-- Raw data --
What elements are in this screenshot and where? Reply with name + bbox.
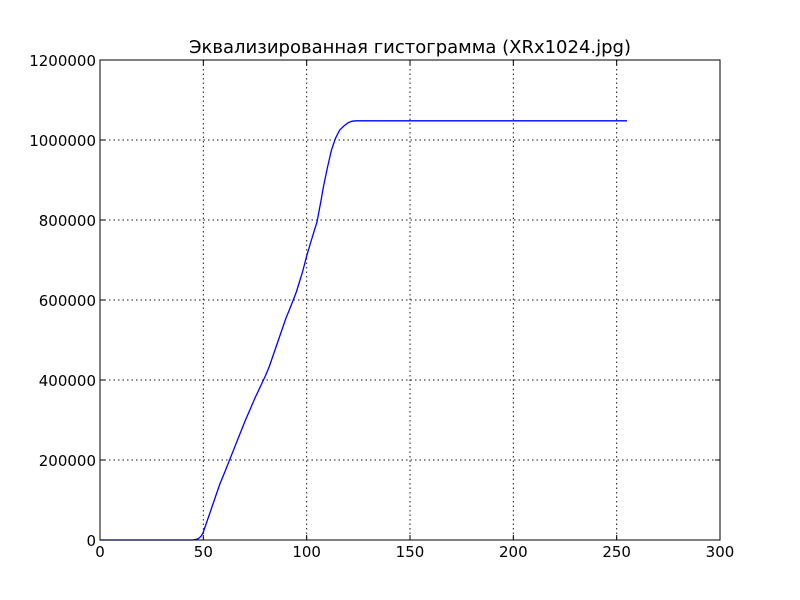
x-tick-label: 100 (292, 543, 321, 561)
y-tick-label: 600000 (39, 292, 96, 310)
y-tick-label: 800000 (39, 212, 96, 230)
y-tick-label: 0 (86, 532, 96, 550)
x-tick-label: 250 (602, 543, 631, 561)
chart-title: Эквализированная гистограмма (XRx1024.jp… (189, 37, 631, 58)
y-tick-label: 1200000 (29, 52, 96, 70)
y-tick-labels: 0 200000 400000 600000 800000 1000000 1200000 (29, 52, 96, 550)
plot-series (100, 120, 627, 541)
x-tick-label: 200 (499, 543, 528, 561)
grid-lines (100, 60, 720, 540)
x-tick-label: 150 (396, 543, 425, 561)
x-tick-label: 300 (706, 543, 735, 561)
y-tick-label: 1000000 (29, 132, 96, 150)
y-tick-label: 200000 (39, 452, 96, 470)
x-tick-label: 0 (95, 543, 105, 561)
y-tick-label: 400000 (39, 372, 96, 390)
x-tick-labels: 0 50 100 150 200 250 300 (95, 543, 734, 561)
x-tick-label: 50 (194, 543, 213, 561)
series-line (100, 120, 627, 541)
axes-frame (99, 59, 721, 541)
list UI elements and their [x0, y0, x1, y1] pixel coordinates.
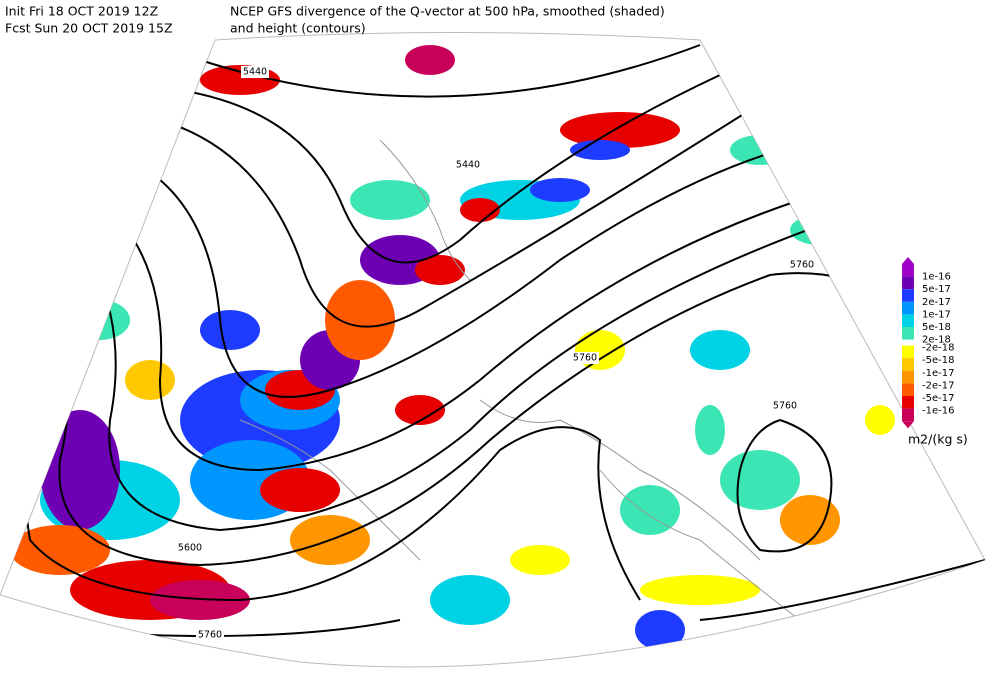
- shaded-cell: [695, 405, 725, 455]
- contour-label: 5600: [178, 543, 202, 554]
- legend-label: 5e-17: [922, 284, 951, 295]
- legend-label: -1e-17: [922, 368, 954, 379]
- contour-label: 5760: [573, 353, 597, 364]
- legend-swatch: [902, 289, 914, 302]
- shaded-cell: [640, 575, 760, 605]
- legend-label: -1e-16: [922, 406, 954, 417]
- shaded-cell: [430, 575, 510, 625]
- legend-label: -2e-18: [922, 343, 954, 354]
- shaded-cell: [865, 405, 895, 435]
- shaded-cell: [40, 410, 120, 530]
- legend-label: -2e-17: [922, 380, 954, 391]
- contour-label: 5760: [198, 630, 222, 641]
- legend-units: m2/(kg s): [908, 432, 968, 447]
- contour-label-box: [196, 629, 224, 641]
- height-contours: [19, 44, 985, 637]
- legend-label: -5e-17: [922, 393, 954, 404]
- shaded-field: [10, 45, 895, 650]
- shaded-cell: [10, 525, 110, 575]
- init-time: Init Fri 18 OCT 2019 12Z: [5, 4, 158, 19]
- contour-label: 5440: [243, 67, 267, 78]
- shaded-cell: [260, 468, 340, 512]
- shaded-cell: [780, 495, 840, 545]
- contour-label-box: [571, 352, 599, 364]
- shaded-cell: [790, 215, 850, 245]
- shaded-cell: [405, 45, 455, 75]
- legend-swatch: [902, 345, 914, 359]
- shaded-cell: [200, 310, 260, 350]
- shaded-cell: [415, 255, 465, 285]
- shaded-cell: [560, 112, 680, 148]
- shaded-cell: [150, 580, 250, 620]
- shaded-cell: [690, 330, 750, 370]
- map-subtitle: and height (contours): [230, 21, 366, 36]
- shaded-cell: [620, 485, 680, 535]
- legend-arrow-bottom: [902, 421, 914, 429]
- contour-label-box: [176, 542, 204, 554]
- contour-label: 5760: [790, 260, 814, 271]
- contour-label: 5760: [773, 401, 797, 412]
- contour-label-box: [771, 400, 799, 412]
- shaded-cell: [125, 360, 175, 400]
- coastlines: [239, 139, 801, 621]
- legend-swatch: [902, 358, 914, 371]
- legend: 1e-165e-172e-171e-175e-182e-18-2e-18-5e-…: [902, 257, 968, 447]
- contour-label: 5440: [456, 160, 480, 171]
- contour-label-box: [454, 159, 482, 171]
- legend-label: 1e-17: [922, 309, 951, 320]
- shaded-cell: [325, 280, 395, 360]
- legend-label: 5e-18: [922, 322, 951, 333]
- contour-labels: 5440 5440 5760 5760 5760 5600 5760: [176, 66, 816, 641]
- legend-swatch: [902, 327, 914, 340]
- shaded-cell: [570, 140, 630, 160]
- shaded-cell: [635, 610, 685, 650]
- legend-arrow-top: [902, 257, 914, 264]
- shaded-cell: [510, 545, 570, 575]
- shaded-cell: [460, 198, 500, 222]
- contour-label-box: [241, 66, 269, 78]
- shaded-cell: [530, 178, 590, 202]
- legend-swatch: [902, 301, 914, 315]
- legend-label: 2e-18: [922, 335, 951, 346]
- contour-label-box: [788, 259, 816, 271]
- legend-swatch: [902, 314, 914, 327]
- legend-swatch: [902, 264, 914, 277]
- forecast-time: Fcst Sun 20 OCT 2019 15Z: [5, 21, 173, 36]
- shaded-cell: [730, 135, 790, 165]
- legend-label: 2e-17: [922, 297, 951, 308]
- legend-swatch: [902, 383, 914, 396]
- shaded-cell: [395, 395, 445, 425]
- shaded-cell: [70, 300, 130, 340]
- map-title: NCEP GFS divergence of the Q-vector at 5…: [230, 4, 665, 19]
- legend-label: -5e-18: [922, 355, 954, 366]
- shaded-cell: [720, 450, 800, 510]
- shaded-cell: [350, 180, 430, 220]
- legend-swatch: [902, 396, 914, 409]
- legend-swatch: [902, 370, 914, 384]
- legend-swatch: [902, 276, 914, 290]
- legend-label: 1e-16: [922, 272, 951, 283]
- legend-swatch: [902, 408, 914, 422]
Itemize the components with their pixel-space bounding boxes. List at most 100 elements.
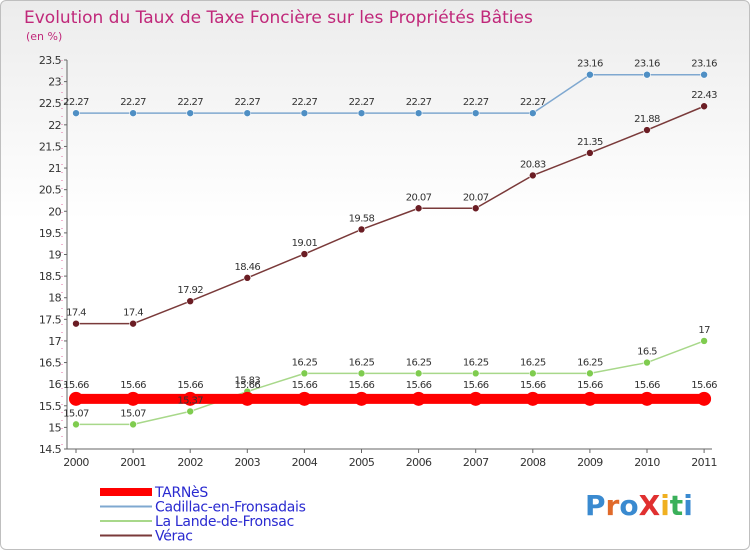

-- What the task asks --
Pick out every line of the material that contains the string "labels" and copy each one.

-- Answer below --
y-tick-labels: 0 200000 400000 600000 800000 1000000 1200000 (29, 52, 96, 550)
x-tick-labels: 0 50 100 150 200 250 300 (95, 543, 734, 561)
- contour-labels: 5440 5440 5760 5760 5760 5600 5760: [176, 66, 816, 641]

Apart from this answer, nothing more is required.